Task details
Write out each line beneath this one exactly as it reads.

Entries
-- begin --
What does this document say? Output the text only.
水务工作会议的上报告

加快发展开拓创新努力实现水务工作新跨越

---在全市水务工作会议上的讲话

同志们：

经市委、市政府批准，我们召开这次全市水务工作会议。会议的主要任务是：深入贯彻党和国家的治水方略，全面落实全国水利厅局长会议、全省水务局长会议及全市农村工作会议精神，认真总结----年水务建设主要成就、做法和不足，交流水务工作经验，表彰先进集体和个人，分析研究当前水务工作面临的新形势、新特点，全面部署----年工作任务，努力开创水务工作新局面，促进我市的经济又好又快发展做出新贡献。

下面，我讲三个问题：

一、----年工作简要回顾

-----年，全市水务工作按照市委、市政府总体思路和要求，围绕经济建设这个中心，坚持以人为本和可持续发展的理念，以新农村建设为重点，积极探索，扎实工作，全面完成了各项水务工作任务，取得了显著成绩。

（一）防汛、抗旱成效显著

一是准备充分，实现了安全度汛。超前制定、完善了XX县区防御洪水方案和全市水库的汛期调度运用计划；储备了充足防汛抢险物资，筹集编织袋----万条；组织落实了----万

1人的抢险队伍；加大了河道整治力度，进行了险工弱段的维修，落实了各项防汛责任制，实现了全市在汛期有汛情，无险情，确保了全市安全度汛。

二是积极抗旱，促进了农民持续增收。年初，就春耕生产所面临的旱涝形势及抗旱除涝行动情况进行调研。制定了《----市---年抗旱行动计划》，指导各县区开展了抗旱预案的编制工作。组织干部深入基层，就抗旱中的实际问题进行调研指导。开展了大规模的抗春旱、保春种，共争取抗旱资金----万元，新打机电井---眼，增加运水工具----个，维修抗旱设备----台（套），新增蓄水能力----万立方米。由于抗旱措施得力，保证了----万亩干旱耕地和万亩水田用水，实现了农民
-- end --
Output of the exercise
What does this document say? Output the text only.
水务工作会议的上报告

加快发展开拓创新努力实现水务工作新跨越

---在全市水务工作会议上的讲话

同志们：

经市委、市政府批准，我们召开这次全市水务工作会议。会议的主要任务是：深入贯彻党和国家的治水方略，全面落实全国水利厅局长会议、全省水务局长会议及全市农村工作会议精神，认真总结----年水务建设主要成就、做法和不足，交流水务工作经验，表彰先进集体和个人，分析研究当前水务工作面临的新形势、新特点，全面部署----年工作任务，努力开创水务工作新局面，促进我市的经济又好又快发展做出新贡献。

下面，我讲三个问题：

一、----年工作简要回顾

-----年，全市水务工作按照市委、市政府总体思路和要求，围绕经济建设这个中心，坚持以人为本和可持续发展的理念，以新农村建设为重点，积极探索，扎实工作，全面完成了各项水务工作任务，取得了显著成绩。

（一）防汛、抗旱成效显著

一是准备充分，实现了安全度汛。超前制定、完善了XX县区防御洪水方案和全市水库的汛期调度运用计划；储备了充足防汛抢险物资，筹集编织袋----万条；组织落实了----万

1人的抢险队伍；加大了河道整治力度，进行了险工弱段的维修，落实了各项防汛责任制，实现了全市在汛期有汛情，无险情，确保了全市安全度汛。

二是积极抗旱，促进了农民持续增收。年初，就春耕生产所面临的旱涝形势及抗旱除涝行动情况进行调研。制定了《----市---年抗旱行动计划》，指导各县区开展了抗旱预案的编制工作。组织干部深入基层，就抗旱中的实际问题进行调研指导。开展了大规模的抗春旱、保春种，共争取抗旱资金----万元，新打机电井---眼，增加运水工具----个，维修抗旱设备----台（套），新增蓄水能力----万立方米。由于抗旱措施得力，保证了----万亩干旱耕地和万亩水田用水，实现了农民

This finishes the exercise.